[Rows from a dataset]
▼

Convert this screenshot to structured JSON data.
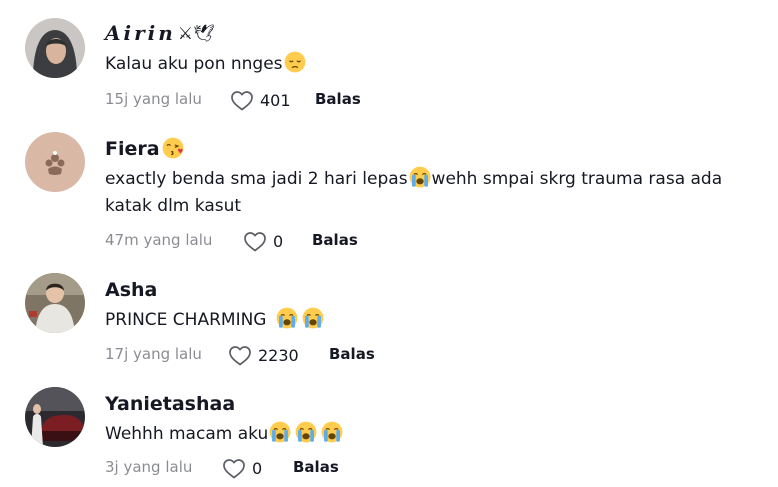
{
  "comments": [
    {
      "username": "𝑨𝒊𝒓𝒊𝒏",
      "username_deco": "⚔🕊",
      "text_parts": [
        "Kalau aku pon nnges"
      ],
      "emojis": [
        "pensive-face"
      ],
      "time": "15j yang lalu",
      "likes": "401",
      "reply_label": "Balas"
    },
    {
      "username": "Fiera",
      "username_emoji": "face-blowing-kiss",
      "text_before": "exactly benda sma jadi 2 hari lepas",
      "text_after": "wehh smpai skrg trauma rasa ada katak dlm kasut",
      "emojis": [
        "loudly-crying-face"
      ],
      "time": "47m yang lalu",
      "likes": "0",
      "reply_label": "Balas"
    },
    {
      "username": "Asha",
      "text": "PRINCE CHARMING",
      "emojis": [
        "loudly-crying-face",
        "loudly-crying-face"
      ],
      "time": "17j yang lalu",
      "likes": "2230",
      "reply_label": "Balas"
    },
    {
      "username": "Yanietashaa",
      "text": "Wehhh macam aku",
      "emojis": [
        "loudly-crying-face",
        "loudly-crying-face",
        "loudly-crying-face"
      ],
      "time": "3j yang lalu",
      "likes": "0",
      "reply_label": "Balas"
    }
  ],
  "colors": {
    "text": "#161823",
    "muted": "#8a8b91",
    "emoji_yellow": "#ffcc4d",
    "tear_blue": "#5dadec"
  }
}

▲

* [THE TASK]:
Can you restate all the records above word for word while dropping the pictures?

* [ANSWER TO THIS TASK]:
Convert this screenshot to structured JSON data.
{
  "comments": [
    {
      "username": "𝑨𝒊𝒓𝒊𝒏",
      "username_deco": "⚔🕊",
      "text_parts": [
        "Kalau aku pon nnges"
      ],
      "emojis": [
        "pensive-face"
      ],
      "time": "15j yang lalu",
      "likes": "401",
      "reply_label": "Balas"
    },
    {
      "username": "Fiera",
      "username_emoji": "face-blowing-kiss",
      "text_before": "exactly benda sma jadi 2 hari lepas",
      "text_after": "wehh smpai skrg trauma rasa ada katak dlm kasut",
      "emojis": [
        "loudly-crying-face"
      ],
      "time": "47m yang lalu",
      "likes": "0",
      "reply_label": "Balas"
    },
    {
      "username": "Asha",
      "text": "PRINCE CHARMING",
      "emojis": [
        "loudly-crying-face",
        "loudly-crying-face"
      ],
      "time": "17j yang lalu",
      "likes": "2230",
      "reply_label": "Balas"
    },
    {
      "username": "Yanietashaa",
      "text": "Wehhh macam aku",
      "emojis": [
        "loudly-crying-face",
        "loudly-crying-face",
        "loudly-crying-face"
      ],
      "time": "3j yang lalu",
      "likes": "0",
      "reply_label": "Balas"
    }
  ],
  "colors": {
    "text": "#161823",
    "muted": "#8a8b91",
    "emoji_yellow": "#ffcc4d",
    "tear_blue": "#5dadec"
  }
}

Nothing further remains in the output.